■ **TEXT SHOWN**:

- Opening Delimiter -

Neil White is an author, playwright and publisher. On occasion, he will contribute other stories of mortification to HottyToddy.com
By Neil White
Email Neil White at firstname.lastname@example.org
On an unbearable Mississippi August afternoon, I was doodling on a legal pad in my office, phone propped between my neck and shoulder, listening to the marketing director of a hospital in New Jersey. Carroll — the woman who works with me — placed a pink Post-it® note on my credenza. With her thumb, she pressed the adhesive edge against the wood, pointed to the message and raised an eyebrow. While the woman on the other end of the line talked about non-invasive gall bladder surgery and sleep disorders among the elderly, I read the message —
Ashley from Paramount called.
I half listened to my client as my mind raced. HarperCollins had recently published my memoir, In the Sanctuary of Outcasts —detailing the year I was imprisoned with the last victims of leprosy in the continental United States —. Friends, family and a few industry folks suggested the story had the makings of a film.
I wondered if Ashley was a producer or a director or maybe in development for Paramount. But why hadn’t she called my agent? She must really want to talk to me. Perhaps the story had moved her so much, I imagined, that she wanted to make a personal connection before venturing into uncomfortable negotiations.
I finished with my New Jersey client and hung up. I dialed Ashley’s number. Her line was busy and I was transferred directly to voice mail. The person you have called has a full message box, a recording answered. Please try again later.
A busy woman.
Paramount Studios took John Grisham from unknown to superstar with the release of The Firm. And he received $900,000 for the film rights. I could clean up.
Paramount had also produced the Star Trek movie series — a show where all life is valued and sacred. Paramount just might have a director in their stables with the right sensibilities to accurately portray the leprosy patients as dignified, wise and monastic.
I tried Ashley again. Still busy. Straight to her full mail box. I took a deep breath. I needed to calm down.
I was sent to prison not because I was particularly greedy, but because I was excessively prideful. I didn’t hoard money; I used it. Used it to impress others, to win awards, to garner applause. Up until this moment, I had been able to keep the idea of “a film” at arms length . . . out of the scope of my life. Obsessing over a movie deal went counter to everything I learned while living with the last Americans imprisoned for a disease. Live simply. Don’t seek out accolades. Do your deeds quietly. Don’t chase applause. Deflect attention.
The prospects of a movie deal were clearly dangerous territory for me.
I knew what I should do. Pass along Ashley’s number to my literary agent. Then forget about the call.
But I couldn’t resist the temptation. I wanted so badly to know how she felt about the book, what she thought about the characters, the story line, my transformation — and how all this could be adapted for the screen.
During the next fifteen minutes, I dialed Ashley’s number seventeen or eighteen times.
Finally, “Hello,” she answered in a soft, informal voice.
“Hello,” I said, clearing my throat, trying to conceal my excitement. “This is Neil White . . . from Oxford, Mississippi . . . returning your call.”
“Oh, yes, Mr. White,” she said, “this is Ashley with Paramount Uniform and Janitorial Supply. I was calling to see if you needed any mops or brooms.”
As mortified as I felt, I also knew that my response could have been much more embarrassing. I could have said to Ashley, “This is Neil White, author of In the Sanctuary of Outcasts, returning your call.” Or, God forbid, I could have referred the call to my film agent Howard Sanders at United Talent Agency in Hollywood. Perhaps with a clever little note attached: Howie, looks like “Sanctuary” is gonna happen. Can’t wait to hear what they offer!
Ashley, perhaps wondering if I was still on the line, said, “Do you need anything from us, Mr. White?”
I told her we didn’t need any cleaning supplies and thanked her for thinking of us.
Ashley had already given me exactly what I needed.

- Closing Delimiter -

■ **TASK TO CARRY OUT**:
In Neil White's essay about the call from Ashley, what company did Ashley actually represent?

■ **EXTRACTED ENTRIES**:
- Opening Delimiter -

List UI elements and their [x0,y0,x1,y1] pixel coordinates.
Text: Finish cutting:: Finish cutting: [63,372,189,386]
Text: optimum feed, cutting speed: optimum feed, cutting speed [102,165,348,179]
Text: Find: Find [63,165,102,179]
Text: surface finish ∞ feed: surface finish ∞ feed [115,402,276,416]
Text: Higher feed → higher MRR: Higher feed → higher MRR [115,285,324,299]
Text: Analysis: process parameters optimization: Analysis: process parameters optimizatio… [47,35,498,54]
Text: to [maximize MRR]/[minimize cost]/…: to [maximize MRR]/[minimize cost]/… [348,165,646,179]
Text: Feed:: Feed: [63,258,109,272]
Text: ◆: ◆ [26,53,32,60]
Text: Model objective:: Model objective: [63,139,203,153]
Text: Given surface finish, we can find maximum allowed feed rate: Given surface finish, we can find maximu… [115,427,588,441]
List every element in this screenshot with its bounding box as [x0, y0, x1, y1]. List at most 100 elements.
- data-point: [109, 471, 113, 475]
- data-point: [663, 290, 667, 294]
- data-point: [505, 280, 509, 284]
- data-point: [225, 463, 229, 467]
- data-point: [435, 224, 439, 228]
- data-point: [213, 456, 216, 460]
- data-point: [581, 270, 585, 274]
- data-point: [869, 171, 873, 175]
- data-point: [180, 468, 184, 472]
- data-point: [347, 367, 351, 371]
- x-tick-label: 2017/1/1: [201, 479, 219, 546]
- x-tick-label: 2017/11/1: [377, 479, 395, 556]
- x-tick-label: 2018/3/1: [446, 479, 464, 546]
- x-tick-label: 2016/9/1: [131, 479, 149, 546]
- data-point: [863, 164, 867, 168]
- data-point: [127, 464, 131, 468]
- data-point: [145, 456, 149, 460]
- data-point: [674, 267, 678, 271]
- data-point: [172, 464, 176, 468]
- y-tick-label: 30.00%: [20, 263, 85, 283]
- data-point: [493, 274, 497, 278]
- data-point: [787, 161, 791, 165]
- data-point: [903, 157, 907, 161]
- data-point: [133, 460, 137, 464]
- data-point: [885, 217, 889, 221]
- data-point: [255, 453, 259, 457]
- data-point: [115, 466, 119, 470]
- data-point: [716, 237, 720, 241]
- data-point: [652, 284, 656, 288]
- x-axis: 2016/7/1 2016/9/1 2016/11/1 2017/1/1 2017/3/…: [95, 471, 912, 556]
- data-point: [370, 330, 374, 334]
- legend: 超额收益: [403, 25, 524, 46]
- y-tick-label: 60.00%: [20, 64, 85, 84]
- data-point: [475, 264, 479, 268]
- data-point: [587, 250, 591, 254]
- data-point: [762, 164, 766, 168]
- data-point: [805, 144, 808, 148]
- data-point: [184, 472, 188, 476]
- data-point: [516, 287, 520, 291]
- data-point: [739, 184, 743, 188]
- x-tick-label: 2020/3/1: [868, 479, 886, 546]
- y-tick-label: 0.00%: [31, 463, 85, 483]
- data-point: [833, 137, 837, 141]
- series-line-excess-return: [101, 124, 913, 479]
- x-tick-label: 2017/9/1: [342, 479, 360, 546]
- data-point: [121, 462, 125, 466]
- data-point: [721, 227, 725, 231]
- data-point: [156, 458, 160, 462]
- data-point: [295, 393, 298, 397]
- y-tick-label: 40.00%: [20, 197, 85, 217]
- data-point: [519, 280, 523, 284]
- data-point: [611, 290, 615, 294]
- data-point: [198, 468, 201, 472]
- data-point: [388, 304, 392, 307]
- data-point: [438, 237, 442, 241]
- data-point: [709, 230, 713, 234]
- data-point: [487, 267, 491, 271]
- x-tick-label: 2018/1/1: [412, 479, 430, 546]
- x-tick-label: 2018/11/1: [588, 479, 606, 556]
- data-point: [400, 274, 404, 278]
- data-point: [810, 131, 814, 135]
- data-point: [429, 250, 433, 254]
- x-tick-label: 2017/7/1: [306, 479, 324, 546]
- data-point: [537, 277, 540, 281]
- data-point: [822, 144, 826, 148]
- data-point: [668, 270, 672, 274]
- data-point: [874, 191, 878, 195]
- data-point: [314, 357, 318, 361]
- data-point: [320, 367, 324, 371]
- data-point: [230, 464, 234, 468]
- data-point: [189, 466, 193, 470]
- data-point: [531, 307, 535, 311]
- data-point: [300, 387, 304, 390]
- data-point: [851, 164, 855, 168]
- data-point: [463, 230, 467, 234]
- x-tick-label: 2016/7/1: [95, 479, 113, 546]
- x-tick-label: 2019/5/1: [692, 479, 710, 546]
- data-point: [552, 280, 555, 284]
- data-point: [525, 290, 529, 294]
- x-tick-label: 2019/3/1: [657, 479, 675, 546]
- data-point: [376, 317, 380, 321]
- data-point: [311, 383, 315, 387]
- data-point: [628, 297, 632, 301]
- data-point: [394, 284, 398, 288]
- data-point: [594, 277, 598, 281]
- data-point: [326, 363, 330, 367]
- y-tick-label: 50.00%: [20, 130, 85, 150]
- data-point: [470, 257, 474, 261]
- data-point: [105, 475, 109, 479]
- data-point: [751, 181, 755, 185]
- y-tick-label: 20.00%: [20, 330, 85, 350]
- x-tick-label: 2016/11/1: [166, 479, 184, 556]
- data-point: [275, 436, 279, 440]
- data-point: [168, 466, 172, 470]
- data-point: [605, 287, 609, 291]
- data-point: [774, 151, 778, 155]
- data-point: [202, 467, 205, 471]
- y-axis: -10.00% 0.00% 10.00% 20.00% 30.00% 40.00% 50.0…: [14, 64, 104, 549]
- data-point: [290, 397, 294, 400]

- Closing Delimiter -

■ **REPLY TO THE TASK**:
Paramount Uniform and Janitorial Supply